All lines in which the word "JSON" occurs are to be extracted.

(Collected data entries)
— Start —

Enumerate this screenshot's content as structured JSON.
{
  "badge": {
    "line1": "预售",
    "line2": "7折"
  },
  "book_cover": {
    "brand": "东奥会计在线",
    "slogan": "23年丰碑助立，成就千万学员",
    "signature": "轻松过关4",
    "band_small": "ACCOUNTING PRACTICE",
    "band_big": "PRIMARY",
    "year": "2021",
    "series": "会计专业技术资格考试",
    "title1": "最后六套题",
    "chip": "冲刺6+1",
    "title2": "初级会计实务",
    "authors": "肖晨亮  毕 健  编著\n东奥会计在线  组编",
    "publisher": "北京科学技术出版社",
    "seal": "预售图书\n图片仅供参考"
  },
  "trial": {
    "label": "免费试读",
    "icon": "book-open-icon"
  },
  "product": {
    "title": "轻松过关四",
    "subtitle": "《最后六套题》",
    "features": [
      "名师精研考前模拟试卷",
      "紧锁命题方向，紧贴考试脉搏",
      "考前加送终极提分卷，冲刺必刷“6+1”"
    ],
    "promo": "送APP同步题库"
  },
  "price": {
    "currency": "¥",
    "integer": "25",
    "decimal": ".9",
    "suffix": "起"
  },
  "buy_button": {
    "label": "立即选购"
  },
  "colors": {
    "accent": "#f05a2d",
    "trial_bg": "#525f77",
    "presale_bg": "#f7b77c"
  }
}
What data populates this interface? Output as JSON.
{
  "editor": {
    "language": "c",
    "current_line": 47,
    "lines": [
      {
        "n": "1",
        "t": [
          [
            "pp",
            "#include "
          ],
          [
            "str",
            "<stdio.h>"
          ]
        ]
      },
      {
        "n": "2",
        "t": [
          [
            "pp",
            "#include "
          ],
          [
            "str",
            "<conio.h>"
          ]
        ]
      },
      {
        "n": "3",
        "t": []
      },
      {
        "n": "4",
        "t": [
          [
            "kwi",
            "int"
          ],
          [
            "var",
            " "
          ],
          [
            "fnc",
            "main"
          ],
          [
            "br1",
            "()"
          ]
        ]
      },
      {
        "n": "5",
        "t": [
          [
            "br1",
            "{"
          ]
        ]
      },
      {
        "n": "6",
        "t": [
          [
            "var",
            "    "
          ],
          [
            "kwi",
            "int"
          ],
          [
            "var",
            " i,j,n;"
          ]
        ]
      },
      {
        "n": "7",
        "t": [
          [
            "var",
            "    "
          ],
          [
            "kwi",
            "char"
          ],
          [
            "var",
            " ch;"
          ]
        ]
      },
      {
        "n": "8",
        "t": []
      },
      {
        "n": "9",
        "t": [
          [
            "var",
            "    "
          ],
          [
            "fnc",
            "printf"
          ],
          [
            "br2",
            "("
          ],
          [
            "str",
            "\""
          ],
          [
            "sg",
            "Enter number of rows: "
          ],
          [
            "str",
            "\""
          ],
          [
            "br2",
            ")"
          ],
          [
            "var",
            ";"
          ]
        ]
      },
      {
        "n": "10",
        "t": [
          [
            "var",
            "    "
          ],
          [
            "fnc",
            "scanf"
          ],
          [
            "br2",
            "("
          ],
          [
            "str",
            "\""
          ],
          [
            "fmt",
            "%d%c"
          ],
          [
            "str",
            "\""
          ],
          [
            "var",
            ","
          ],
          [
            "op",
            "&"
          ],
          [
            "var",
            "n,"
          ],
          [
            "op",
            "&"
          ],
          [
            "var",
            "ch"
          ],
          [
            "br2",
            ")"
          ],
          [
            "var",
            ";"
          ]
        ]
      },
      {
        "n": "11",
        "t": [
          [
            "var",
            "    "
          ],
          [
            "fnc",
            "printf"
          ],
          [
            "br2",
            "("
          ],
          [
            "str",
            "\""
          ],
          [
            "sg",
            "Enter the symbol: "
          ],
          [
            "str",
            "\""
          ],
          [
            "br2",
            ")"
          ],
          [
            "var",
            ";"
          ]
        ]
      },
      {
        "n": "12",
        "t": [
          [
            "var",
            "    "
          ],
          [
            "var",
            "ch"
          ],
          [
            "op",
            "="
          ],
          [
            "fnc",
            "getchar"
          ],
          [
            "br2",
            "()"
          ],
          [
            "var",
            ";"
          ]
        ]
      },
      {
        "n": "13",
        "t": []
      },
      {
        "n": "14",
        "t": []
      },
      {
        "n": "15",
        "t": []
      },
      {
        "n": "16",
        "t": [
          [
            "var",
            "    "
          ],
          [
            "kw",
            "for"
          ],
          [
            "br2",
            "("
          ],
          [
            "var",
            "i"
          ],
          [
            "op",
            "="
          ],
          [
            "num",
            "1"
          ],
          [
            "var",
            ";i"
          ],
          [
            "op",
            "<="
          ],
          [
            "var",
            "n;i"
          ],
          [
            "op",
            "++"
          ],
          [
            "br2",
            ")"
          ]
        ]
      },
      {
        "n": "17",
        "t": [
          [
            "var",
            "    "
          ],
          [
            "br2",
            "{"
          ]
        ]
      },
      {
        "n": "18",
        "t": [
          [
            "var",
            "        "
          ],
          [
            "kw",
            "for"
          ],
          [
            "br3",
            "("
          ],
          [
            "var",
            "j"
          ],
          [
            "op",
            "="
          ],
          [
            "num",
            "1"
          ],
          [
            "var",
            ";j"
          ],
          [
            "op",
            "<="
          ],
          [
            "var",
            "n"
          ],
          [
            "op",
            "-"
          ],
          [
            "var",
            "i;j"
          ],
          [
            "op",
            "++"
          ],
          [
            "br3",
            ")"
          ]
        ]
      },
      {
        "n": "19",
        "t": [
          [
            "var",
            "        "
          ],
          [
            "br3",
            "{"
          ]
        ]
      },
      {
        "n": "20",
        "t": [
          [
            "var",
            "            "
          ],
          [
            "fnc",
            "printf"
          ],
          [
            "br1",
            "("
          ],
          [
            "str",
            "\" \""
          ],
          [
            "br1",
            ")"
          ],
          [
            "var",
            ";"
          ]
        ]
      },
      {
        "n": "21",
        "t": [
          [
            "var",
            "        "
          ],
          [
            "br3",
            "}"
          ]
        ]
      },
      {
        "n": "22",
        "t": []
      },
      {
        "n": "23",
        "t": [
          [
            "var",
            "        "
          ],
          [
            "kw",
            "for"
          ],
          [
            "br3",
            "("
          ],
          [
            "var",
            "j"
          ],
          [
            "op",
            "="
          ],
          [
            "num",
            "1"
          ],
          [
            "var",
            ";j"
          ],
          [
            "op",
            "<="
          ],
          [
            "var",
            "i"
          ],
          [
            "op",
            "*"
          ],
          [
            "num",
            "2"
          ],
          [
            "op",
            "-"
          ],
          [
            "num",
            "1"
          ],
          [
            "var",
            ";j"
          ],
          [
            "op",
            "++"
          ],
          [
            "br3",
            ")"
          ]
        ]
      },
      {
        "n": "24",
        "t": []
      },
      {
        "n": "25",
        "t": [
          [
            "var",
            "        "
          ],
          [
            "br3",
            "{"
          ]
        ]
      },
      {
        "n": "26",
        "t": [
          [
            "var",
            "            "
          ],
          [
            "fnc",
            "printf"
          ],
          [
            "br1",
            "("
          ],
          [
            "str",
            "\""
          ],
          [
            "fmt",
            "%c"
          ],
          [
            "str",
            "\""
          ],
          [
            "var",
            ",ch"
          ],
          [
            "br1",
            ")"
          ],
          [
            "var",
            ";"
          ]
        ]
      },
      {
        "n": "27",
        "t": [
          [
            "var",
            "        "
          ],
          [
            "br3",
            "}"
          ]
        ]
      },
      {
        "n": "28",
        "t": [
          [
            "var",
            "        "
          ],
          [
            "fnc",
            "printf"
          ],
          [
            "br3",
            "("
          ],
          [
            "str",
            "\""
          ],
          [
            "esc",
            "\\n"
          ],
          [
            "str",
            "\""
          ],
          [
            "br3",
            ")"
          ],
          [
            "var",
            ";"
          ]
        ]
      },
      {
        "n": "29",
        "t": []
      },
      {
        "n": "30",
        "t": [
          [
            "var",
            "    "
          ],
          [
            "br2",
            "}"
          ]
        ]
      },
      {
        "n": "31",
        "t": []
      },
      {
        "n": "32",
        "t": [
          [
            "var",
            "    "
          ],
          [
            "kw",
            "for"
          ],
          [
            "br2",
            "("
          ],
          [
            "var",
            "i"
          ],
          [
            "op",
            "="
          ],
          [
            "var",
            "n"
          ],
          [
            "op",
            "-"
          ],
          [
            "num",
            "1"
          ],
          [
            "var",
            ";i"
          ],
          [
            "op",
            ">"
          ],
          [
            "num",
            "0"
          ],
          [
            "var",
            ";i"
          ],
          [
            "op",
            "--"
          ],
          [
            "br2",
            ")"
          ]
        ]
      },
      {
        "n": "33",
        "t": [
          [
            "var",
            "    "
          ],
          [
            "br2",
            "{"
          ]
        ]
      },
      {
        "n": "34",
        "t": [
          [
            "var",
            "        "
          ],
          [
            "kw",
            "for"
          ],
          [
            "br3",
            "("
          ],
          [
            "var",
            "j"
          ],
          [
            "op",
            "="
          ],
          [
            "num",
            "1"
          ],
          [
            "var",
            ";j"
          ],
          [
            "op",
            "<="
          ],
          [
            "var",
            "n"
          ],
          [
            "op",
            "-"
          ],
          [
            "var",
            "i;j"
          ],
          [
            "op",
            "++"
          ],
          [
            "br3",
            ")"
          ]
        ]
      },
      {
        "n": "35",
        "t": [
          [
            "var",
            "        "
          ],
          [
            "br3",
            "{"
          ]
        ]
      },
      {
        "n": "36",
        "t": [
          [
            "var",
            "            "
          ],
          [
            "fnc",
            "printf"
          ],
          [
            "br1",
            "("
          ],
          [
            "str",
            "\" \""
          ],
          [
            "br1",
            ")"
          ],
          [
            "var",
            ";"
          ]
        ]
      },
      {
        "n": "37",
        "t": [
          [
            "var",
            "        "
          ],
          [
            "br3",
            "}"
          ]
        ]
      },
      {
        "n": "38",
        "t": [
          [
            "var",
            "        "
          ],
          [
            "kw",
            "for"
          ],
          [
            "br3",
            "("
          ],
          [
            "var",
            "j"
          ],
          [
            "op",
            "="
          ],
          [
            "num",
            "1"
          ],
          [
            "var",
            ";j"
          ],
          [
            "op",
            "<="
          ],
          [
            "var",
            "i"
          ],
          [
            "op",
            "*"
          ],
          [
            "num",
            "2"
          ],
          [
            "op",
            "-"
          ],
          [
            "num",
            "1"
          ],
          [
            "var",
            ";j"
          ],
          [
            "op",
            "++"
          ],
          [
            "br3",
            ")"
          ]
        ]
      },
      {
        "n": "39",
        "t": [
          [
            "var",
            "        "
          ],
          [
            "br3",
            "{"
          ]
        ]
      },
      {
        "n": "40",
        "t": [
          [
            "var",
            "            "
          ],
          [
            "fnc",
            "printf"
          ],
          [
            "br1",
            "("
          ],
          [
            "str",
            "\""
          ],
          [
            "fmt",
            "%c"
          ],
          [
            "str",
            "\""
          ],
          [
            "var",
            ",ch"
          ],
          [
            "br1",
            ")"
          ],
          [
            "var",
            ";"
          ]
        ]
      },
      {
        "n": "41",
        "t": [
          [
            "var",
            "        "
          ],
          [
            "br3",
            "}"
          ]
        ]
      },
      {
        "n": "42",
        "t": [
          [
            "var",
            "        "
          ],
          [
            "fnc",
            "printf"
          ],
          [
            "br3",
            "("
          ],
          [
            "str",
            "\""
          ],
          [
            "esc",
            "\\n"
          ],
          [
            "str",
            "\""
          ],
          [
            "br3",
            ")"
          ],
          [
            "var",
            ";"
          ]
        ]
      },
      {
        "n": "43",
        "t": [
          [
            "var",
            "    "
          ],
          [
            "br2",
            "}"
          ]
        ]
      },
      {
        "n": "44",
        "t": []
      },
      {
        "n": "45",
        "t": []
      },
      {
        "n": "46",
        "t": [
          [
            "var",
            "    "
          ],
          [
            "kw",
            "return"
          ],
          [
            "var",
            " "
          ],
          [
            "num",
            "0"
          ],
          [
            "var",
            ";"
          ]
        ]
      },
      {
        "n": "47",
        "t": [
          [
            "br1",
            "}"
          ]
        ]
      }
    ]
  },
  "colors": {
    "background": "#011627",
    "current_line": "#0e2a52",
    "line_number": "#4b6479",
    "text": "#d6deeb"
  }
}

— End —

RESPONSE TO THIS TASK:
Enumerate this screenshot's content as structured JSON.
What data populates this interface? Output as JSON.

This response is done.